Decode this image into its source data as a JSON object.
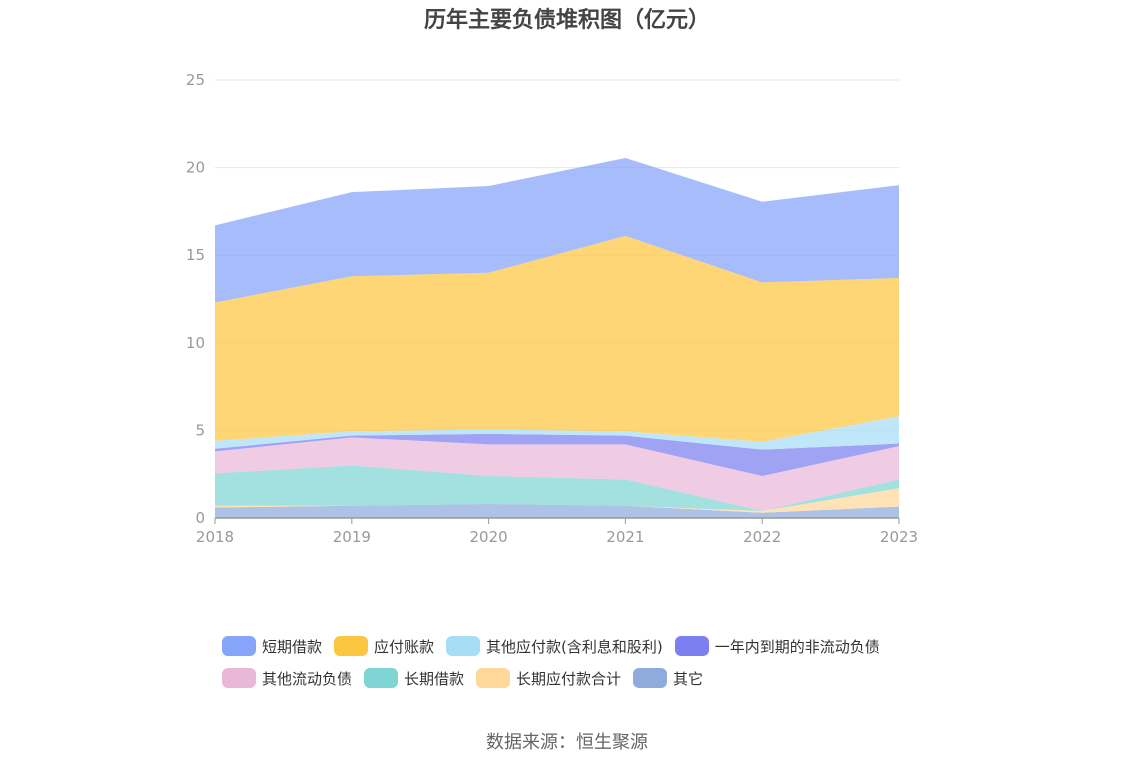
{
  "chart_data": {
    "type": "area",
    "stacked": true,
    "title": "历年主要负债堆积图（亿元）",
    "categories": [
      "2018",
      "2019",
      "2020",
      "2021",
      "2022",
      "2023"
    ],
    "ylim": [
      0,
      25
    ],
    "yticks": [
      0,
      5,
      10,
      15,
      20,
      25
    ],
    "grid": true,
    "legend_position": "bottom",
    "series": [
      {
        "name": "其它",
        "color": "#8FAADC",
        "values": [
          0.6,
          0.7,
          0.8,
          0.7,
          0.3,
          0.65
        ]
      },
      {
        "name": "长期应付款合计",
        "color": "#FFD89A",
        "values": [
          0.1,
          0.0,
          0.0,
          0.0,
          0.1,
          1.05
        ]
      },
      {
        "name": "长期借款",
        "color": "#7FD4D4",
        "values": [
          1.85,
          2.3,
          1.6,
          1.5,
          0.0,
          0.5
        ]
      },
      {
        "name": "其他流动负债",
        "color": "#E9B8D9",
        "values": [
          1.25,
          1.6,
          1.8,
          2.0,
          2.0,
          1.9
        ]
      },
      {
        "name": "一年内到期的非流动负债",
        "color": "#7B7FF0",
        "values": [
          0.15,
          0.1,
          0.6,
          0.5,
          1.5,
          0.15
        ]
      },
      {
        "name": "其他应付款(含利息和股利)",
        "color": "#A8DDF6",
        "values": [
          0.45,
          0.25,
          0.25,
          0.25,
          0.45,
          1.55
        ]
      },
      {
        "name": "应付账款",
        "color": "#FDC640",
        "values": [
          7.9,
          8.85,
          8.95,
          11.15,
          9.1,
          7.9
        ]
      },
      {
        "name": "短期借款",
        "color": "#85A4FA",
        "values": [
          4.4,
          4.8,
          4.95,
          4.45,
          4.6,
          5.3
        ]
      }
    ]
  },
  "legend_rows": [
    [
      {
        "label": "短期借款",
        "color": "#85A4FA"
      },
      {
        "label": "应付账款",
        "color": "#FDC640"
      },
      {
        "label": "其他应付款(含利息和股利)",
        "color": "#A8DDF6"
      },
      {
        "label": "一年内到期的非流动负债",
        "color": "#7B7FF0"
      }
    ],
    [
      {
        "label": "其他流动负债",
        "color": "#E9B8D9"
      },
      {
        "label": "长期借款",
        "color": "#7FD4D4"
      },
      {
        "label": "长期应付款合计",
        "color": "#FFD89A"
      },
      {
        "label": "其它",
        "color": "#8FAADC"
      }
    ]
  ],
  "source": "数据来源：恒生聚源"
}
______________________________
- Work to do
Keep the pictures out and write out the records exactly.

- Exercise result
Decode this image into its source data as a JSON object.
{
  "chart_data": {
    "type": "area",
    "stacked": true,
    "title": "历年主要负债堆积图（亿元）",
    "categories": [
      "2018",
      "2019",
      "2020",
      "2021",
      "2022",
      "2023"
    ],
    "ylim": [
      0,
      25
    ],
    "yticks": [
      0,
      5,
      10,
      15,
      20,
      25
    ],
    "grid": true,
    "legend_position": "bottom",
    "series": [
      {
        "name": "其它",
        "color": "#8FAADC",
        "values": [
          0.6,
          0.7,
          0.8,
          0.7,
          0.3,
          0.65
        ]
      },
      {
        "name": "长期应付款合计",
        "color": "#FFD89A",
        "values": [
          0.1,
          0.0,
          0.0,
          0.0,
          0.1,
          1.05
        ]
      },
      {
        "name": "长期借款",
        "color": "#7FD4D4",
        "values": [
          1.85,
          2.3,
          1.6,
          1.5,
          0.0,
          0.5
        ]
      },
      {
        "name": "其他流动负债",
        "color": "#E9B8D9",
        "values": [
          1.25,
          1.6,
          1.8,
          2.0,
          2.0,
          1.9
        ]
      },
      {
        "name": "一年内到期的非流动负债",
        "color": "#7B7FF0",
        "values": [
          0.15,
          0.1,
          0.6,
          0.5,
          1.5,
          0.15
        ]
      },
      {
        "name": "其他应付款(含利息和股利)",
        "color": "#A8DDF6",
        "values": [
          0.45,
          0.25,
          0.25,
          0.25,
          0.45,
          1.55
        ]
      },
      {
        "name": "应付账款",
        "color": "#FDC640",
        "values": [
          7.9,
          8.85,
          8.95,
          11.15,
          9.1,
          7.9
        ]
      },
      {
        "name": "短期借款",
        "color": "#85A4FA",
        "values": [
          4.4,
          4.8,
          4.95,
          4.45,
          4.6,
          5.3
        ]
      }
    ]
  },
  "legend_rows": [
    [
      {
        "label": "短期借款",
        "color": "#85A4FA"
      },
      {
        "label": "应付账款",
        "color": "#FDC640"
      },
      {
        "label": "其他应付款(含利息和股利)",
        "color": "#A8DDF6"
      },
      {
        "label": "一年内到期的非流动负债",
        "color": "#7B7FF0"
      }
    ],
    [
      {
        "label": "其他流动负债",
        "color": "#E9B8D9"
      },
      {
        "label": "长期借款",
        "color": "#7FD4D4"
      },
      {
        "label": "长期应付款合计",
        "color": "#FFD89A"
      },
      {
        "label": "其它",
        "color": "#8FAADC"
      }
    ]
  ],
  "source": "数据来源：恒生聚源"
}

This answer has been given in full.